- [Written problem]: Locate every line in the records below that contains the word "farmer", and copy each one.

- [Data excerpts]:
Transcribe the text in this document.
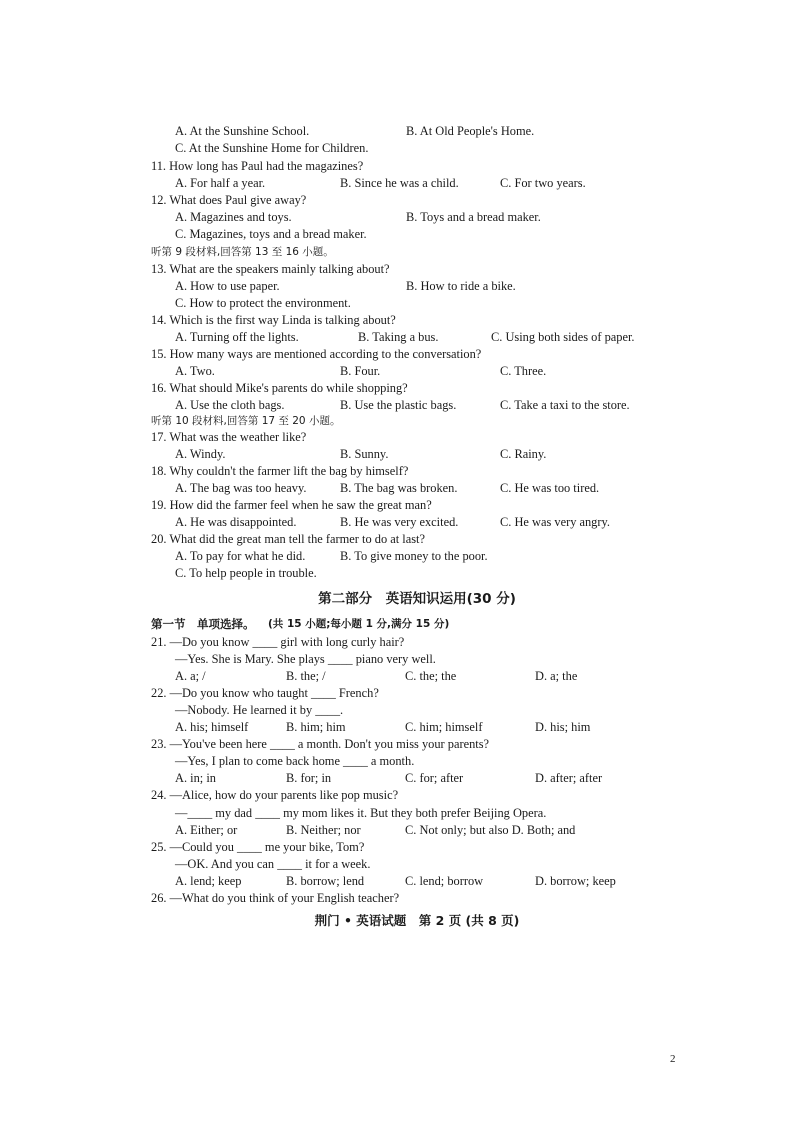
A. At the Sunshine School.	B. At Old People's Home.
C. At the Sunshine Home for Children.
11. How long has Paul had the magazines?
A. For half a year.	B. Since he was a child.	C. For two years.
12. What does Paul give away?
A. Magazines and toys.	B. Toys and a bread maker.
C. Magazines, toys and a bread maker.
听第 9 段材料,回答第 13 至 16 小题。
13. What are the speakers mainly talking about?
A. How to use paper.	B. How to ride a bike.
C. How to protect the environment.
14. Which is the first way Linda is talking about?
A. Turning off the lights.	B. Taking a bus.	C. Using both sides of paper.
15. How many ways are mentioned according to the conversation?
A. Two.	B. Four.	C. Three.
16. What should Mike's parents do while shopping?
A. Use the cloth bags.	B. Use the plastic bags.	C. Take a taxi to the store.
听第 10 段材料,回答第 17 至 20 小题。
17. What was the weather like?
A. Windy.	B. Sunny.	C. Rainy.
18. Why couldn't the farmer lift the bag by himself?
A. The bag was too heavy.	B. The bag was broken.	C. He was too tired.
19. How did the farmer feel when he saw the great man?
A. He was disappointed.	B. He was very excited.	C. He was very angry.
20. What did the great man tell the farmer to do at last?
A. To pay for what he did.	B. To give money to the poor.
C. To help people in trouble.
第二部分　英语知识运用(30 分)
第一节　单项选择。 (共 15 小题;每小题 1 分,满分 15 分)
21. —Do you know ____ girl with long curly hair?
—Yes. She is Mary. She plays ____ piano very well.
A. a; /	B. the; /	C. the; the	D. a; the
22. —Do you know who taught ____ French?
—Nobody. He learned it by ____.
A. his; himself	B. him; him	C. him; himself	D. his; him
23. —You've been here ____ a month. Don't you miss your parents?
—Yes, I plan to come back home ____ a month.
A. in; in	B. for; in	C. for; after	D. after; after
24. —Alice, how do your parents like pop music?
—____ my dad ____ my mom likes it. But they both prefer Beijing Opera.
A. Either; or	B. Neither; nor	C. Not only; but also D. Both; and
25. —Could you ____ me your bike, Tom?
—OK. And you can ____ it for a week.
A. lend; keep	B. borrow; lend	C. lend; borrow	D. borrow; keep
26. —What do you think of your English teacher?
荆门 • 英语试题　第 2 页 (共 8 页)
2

--

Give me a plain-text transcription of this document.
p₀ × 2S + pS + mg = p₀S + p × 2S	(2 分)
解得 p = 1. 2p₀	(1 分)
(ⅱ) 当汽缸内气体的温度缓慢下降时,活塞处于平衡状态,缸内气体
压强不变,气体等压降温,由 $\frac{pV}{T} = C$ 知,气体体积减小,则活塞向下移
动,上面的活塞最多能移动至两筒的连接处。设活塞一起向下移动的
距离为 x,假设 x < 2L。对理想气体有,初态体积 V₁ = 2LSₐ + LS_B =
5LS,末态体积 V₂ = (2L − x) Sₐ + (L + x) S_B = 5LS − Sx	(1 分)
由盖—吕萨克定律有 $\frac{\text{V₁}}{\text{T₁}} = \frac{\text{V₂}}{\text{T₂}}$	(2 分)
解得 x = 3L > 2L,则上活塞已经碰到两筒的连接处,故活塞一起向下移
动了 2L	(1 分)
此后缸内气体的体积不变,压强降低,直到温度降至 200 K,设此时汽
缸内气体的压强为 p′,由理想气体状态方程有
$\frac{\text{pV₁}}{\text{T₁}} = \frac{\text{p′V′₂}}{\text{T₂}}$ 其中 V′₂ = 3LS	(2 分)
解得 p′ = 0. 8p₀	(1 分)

...

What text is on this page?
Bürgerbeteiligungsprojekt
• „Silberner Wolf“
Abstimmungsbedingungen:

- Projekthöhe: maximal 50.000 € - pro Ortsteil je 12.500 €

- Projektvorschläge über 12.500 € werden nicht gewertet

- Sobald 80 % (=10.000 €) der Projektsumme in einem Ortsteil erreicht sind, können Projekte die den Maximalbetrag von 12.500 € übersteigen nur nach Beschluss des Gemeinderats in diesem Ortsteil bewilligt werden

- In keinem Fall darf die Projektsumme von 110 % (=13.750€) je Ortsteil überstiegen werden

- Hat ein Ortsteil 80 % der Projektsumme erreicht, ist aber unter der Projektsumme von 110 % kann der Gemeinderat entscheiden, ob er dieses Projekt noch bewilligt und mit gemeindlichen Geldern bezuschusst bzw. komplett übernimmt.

- [Correct result]:
18. Why couldn't the farmer lift the bag by himself?
19. How did the farmer feel when he saw the great man?
20. What did the great man tell the farmer to do at last?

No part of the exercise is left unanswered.